Given task:
Repeat the material verbatim. Images are excluded from the copy.

Entries:
-----

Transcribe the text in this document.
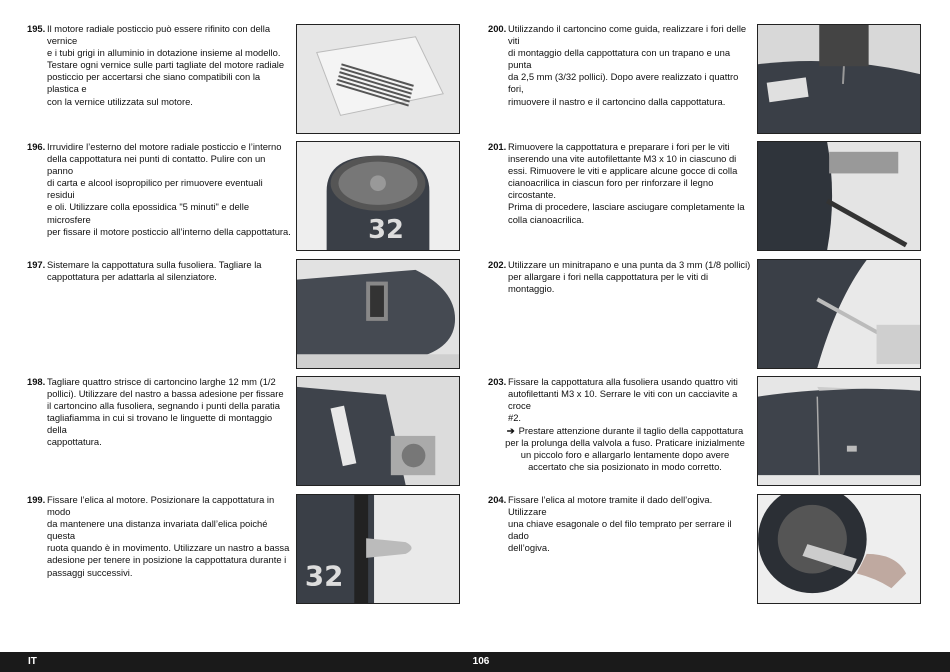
195. Il motore radiale posticcio può essere rifinito con della vernice

e i tubi grigi in alluminio in dotazione insieme al modello.

Testare ogni vernice sulle parti tagliate del motore radiale

posticcio per accertarsi che siano compatibili con la plastica e

con la vernice utilizzata sul motore.

196. Irruvidire l’esterno del motore radiale posticcio e l’interno

della cappottatura nei punti di contatto. Pulire con un panno

di carta e alcool isopropilico per rimuovere eventuali residui

e oli. Utilizzare colla epossidica "5 minuti" e delle microsfere

per fissare il motore posticcio all’interno della cappottatura.

197. Sistemare la cappottatura sulla fusoliera. Tagliare la

cappottatura per adattarla al silenziatore.

198. Tagliare quattro strisce di cartoncino larghe 12 mm (1/2

pollici). Utilizzare del nastro a bassa adesione per fissare

il cartoncino alla fusoliera, segnando i punti della paratia

tagliafiamma in cui si trovano le linguette di montaggio della

cappottatura.

199. Fissare l’elica al motore. Posizionare la cappottatura in modo

da mantenere una distanza invariata dall’elica poiché questa

ruota quando è in movimento. Utilizzare un nastro a bassa

adesione per tenere in posizione la cappottatura durante i

passaggi successivi.

200. Utilizzando il cartoncino come guida, realizzare i fori delle viti

di montaggio della cappottatura con un trapano e una punta

da 2,5 mm (3/32 pollici). Dopo avere realizzato i quattro fori,

rimuovere il nastro e il cartoncino dalla cappottatura.

201. Rimuovere la cappottatura e preparare i fori per le viti

inserendo una vite autofilettante M3 x 10 in ciascuno di

essi. Rimuovere le viti e applicare alcune gocce di colla

cianoacrilica in ciascun foro per rinforzare il legno circostante.

Prima di procedere, lasciare asciugare completamente la

colla cianoacrilica.

202. Utilizzare un minitrapano e una punta da 3 mm (1/8 pollici)

per allargare i fori nella cappottatura per le viti di montaggio.

203. Fissare la cappottatura alla fusoliera usando quattro viti

autofilettanti M3 x 10. Serrare le viti con un cacciavite a croce

#2.

➔ Prestare attenzione durante il taglio della cappottatura
per la prolunga della valvola a fuso. Praticare inizialmente
un piccolo foro e allargarlo lentamente dopo avere
accertato che sia posizionato in modo corretto.
204. Fissare l’elica al motore tramite il dado dell’ogiva. Utilizzare

una chiave esagonale o del filo temprato per serrare il dado

dell’ogiva.

32
32
IT	106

-----

Solution for this task:
Transcribe the text in this document.
195. Il motore radiale posticcio può essere rifinito con della vernice

e i tubi grigi in alluminio in dotazione insieme al modello.

Testare ogni vernice sulle parti tagliate del motore radiale

posticcio per accertarsi che siano compatibili con la plastica e

con la vernice utilizzata sul motore.

196. Irruvidire l’esterno del motore radiale posticcio e l’interno

della cappottatura nei punti di contatto. Pulire con un panno

di carta e alcool isopropilico per rimuovere eventuali residui

e oli. Utilizzare colla epossidica "5 minuti" e delle microsfere

per fissare il motore posticcio all’interno della cappottatura.

197. Sistemare la cappottatura sulla fusoliera. Tagliare la

cappottatura per adattarla al silenziatore.

198. Tagliare quattro strisce di cartoncino larghe 12 mm (1/2

pollici). Utilizzare del nastro a bassa adesione per fissare

il cartoncino alla fusoliera, segnando i punti della paratia

tagliafiamma in cui si trovano le linguette di montaggio della

cappottatura.

199. Fissare l’elica al motore. Posizionare la cappottatura in modo

da mantenere una distanza invariata dall’elica poiché questa

ruota quando è in movimento. Utilizzare un nastro a bassa

adesione per tenere in posizione la cappottatura durante i

passaggi successivi.

200. Utilizzando il cartoncino come guida, realizzare i fori delle viti

di montaggio della cappottatura con un trapano e una punta

da 2,5 mm (3/32 pollici). Dopo avere realizzato i quattro fori,

rimuovere il nastro e il cartoncino dalla cappottatura.

201. Rimuovere la cappottatura e preparare i fori per le viti

inserendo una vite autofilettante M3 x 10 in ciascuno di

essi. Rimuovere le viti e applicare alcune gocce di colla

cianoacrilica in ciascun foro per rinforzare il legno circostante.

Prima di procedere, lasciare asciugare completamente la

colla cianoacrilica.

202. Utilizzare un minitrapano e una punta da 3 mm (1/8 pollici)

per allargare i fori nella cappottatura per le viti di montaggio.

203. Fissare la cappottatura alla fusoliera usando quattro viti

autofilettanti M3 x 10. Serrare le viti con un cacciavite a croce

#2.

➔ Prestare attenzione durante il taglio della cappottatura
per la prolunga della valvola a fuso. Praticare inizialmente
un piccolo foro e allargarlo lentamente dopo avere
accertato che sia posizionato in modo corretto.
204. Fissare l’elica al motore tramite il dado dell’ogiva. Utilizzare

una chiave esagonale o del filo temprato per serrare il dado

dell’ogiva.

32
32
IT	106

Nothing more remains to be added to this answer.